#### CHALLENGE:
Each record below must be returned exactly as shown.

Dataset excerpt
<<<<

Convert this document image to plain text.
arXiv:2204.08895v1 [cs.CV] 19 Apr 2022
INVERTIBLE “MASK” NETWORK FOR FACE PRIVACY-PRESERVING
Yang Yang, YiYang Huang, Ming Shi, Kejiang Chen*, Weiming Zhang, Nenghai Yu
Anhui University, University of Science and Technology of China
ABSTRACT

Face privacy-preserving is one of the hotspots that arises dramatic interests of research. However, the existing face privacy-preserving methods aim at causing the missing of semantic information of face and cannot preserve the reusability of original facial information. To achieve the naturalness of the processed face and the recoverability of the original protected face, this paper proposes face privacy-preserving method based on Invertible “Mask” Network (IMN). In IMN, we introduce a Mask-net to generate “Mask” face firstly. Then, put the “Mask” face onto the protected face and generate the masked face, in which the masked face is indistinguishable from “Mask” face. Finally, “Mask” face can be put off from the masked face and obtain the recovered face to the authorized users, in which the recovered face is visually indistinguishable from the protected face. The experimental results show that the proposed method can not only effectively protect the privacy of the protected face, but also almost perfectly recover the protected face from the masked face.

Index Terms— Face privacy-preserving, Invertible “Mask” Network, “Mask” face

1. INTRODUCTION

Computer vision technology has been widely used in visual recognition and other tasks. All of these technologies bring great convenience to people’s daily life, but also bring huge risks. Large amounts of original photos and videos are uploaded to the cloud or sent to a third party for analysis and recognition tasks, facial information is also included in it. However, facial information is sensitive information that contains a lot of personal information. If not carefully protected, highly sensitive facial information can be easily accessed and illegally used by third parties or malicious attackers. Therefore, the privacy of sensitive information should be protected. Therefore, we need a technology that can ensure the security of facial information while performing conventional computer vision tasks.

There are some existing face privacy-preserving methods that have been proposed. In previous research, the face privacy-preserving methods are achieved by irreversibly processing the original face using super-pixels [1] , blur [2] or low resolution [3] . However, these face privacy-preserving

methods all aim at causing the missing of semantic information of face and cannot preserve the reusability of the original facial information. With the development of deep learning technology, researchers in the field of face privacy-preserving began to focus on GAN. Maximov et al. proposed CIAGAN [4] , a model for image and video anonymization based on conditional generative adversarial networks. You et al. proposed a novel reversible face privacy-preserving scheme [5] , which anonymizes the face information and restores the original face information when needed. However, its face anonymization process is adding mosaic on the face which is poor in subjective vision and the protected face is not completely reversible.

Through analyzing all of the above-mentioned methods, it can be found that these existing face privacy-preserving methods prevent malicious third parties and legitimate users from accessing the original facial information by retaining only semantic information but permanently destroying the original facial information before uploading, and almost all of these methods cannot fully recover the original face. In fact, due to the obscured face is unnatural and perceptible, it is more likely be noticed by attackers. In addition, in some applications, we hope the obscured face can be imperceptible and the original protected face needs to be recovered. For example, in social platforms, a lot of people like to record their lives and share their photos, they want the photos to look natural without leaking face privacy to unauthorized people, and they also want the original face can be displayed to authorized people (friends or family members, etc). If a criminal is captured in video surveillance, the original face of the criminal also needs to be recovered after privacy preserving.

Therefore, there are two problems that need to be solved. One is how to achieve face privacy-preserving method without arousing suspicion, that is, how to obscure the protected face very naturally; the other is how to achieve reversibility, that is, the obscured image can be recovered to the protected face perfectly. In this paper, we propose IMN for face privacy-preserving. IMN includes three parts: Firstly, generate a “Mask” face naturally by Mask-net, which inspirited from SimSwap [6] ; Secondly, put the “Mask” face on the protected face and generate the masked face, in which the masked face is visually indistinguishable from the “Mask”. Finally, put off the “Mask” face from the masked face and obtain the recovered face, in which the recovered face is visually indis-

>>>>

#### SOLUTION:
Convert this document image to plain text.
arXiv:2204.08895v1 [cs.CV] 19 Apr 2022
INVERTIBLE “MASK” NETWORK FOR FACE PRIVACY-PRESERVING
Yang Yang, YiYang Huang, Ming Shi, Kejiang Chen*, Weiming Zhang, Nenghai Yu
Anhui University, University of Science and Technology of China
ABSTRACT

Face privacy-preserving is one of the hotspots that arises dramatic interests of research. However, the existing face privacy-preserving methods aim at causing the missing of semantic information of face and cannot preserve the reusability of original facial information. To achieve the naturalness of the processed face and the recoverability of the original protected face, this paper proposes face privacy-preserving method based on Invertible “Mask” Network (IMN). In IMN, we introduce a Mask-net to generate “Mask” face firstly. Then, put the “Mask” face onto the protected face and generate the masked face, in which the masked face is indistinguishable from “Mask” face. Finally, “Mask” face can be put off from the masked face and obtain the recovered face to the authorized users, in which the recovered face is visually indistinguishable from the protected face. The experimental results show that the proposed method can not only effectively protect the privacy of the protected face, but also almost perfectly recover the protected face from the masked face.

Index Terms— Face privacy-preserving, Invertible “Mask” Network, “Mask” face

1. INTRODUCTION

Computer vision technology has been widely used in visual recognition and other tasks. All of these technologies bring great convenience to people’s daily life, but also bring huge risks. Large amounts of original photos and videos are uploaded to the cloud or sent to a third party for analysis and recognition tasks, facial information is also included in it. However, facial information is sensitive information that contains a lot of personal information. If not carefully protected, highly sensitive facial information can be easily accessed and illegally used by third parties or malicious attackers. Therefore, the privacy of sensitive information should be protected. Therefore, we need a technology that can ensure the security of facial information while performing conventional computer vision tasks.

There are some existing face privacy-preserving methods that have been proposed. In previous research, the face privacy-preserving methods are achieved by irreversibly processing the original face using super-pixels [1] , blur [2] or low resolution [3] . However, these face privacy-preserving

methods all aim at causing the missing of semantic information of face and cannot preserve the reusability of the original facial information. With the development of deep learning technology, researchers in the field of face privacy-preserving began to focus on GAN. Maximov et al. proposed CIAGAN [4] , a model for image and video anonymization based on conditional generative adversarial networks. You et al. proposed a novel reversible face privacy-preserving scheme [5] , which anonymizes the face information and restores the original face information when needed. However, its face anonymization process is adding mosaic on the face which is poor in subjective vision and the protected face is not completely reversible.

Through analyzing all of the above-mentioned methods, it can be found that these existing face privacy-preserving methods prevent malicious third parties and legitimate users from accessing the original facial information by retaining only semantic information but permanently destroying the original facial information before uploading, and almost all of these methods cannot fully recover the original face. In fact, due to the obscured face is unnatural and perceptible, it is more likely be noticed by attackers. In addition, in some applications, we hope the obscured face can be imperceptible and the original protected face needs to be recovered. For example, in social platforms, a lot of people like to record their lives and share their photos, they want the photos to look natural without leaking face privacy to unauthorized people, and they also want the original face can be displayed to authorized people (friends or family members, etc). If a criminal is captured in video surveillance, the original face of the criminal also needs to be recovered after privacy preserving.

Therefore, there are two problems that need to be solved. One is how to achieve face privacy-preserving method without arousing suspicion, that is, how to obscure the protected face very naturally; the other is how to achieve reversibility, that is, the obscured image can be recovered to the protected face perfectly. In this paper, we propose IMN for face privacy-preserving. IMN includes three parts: Firstly, generate a “Mask” face naturally by Mask-net, which inspirited from SimSwap [6] ; Secondly, put the “Mask” face on the protected face and generate the masked face, in which the masked face is visually indistinguishable from the “Mask”. Finally, put off the “Mask” face from the masked face and obtain the recovered face, in which the recovered face is visually indis-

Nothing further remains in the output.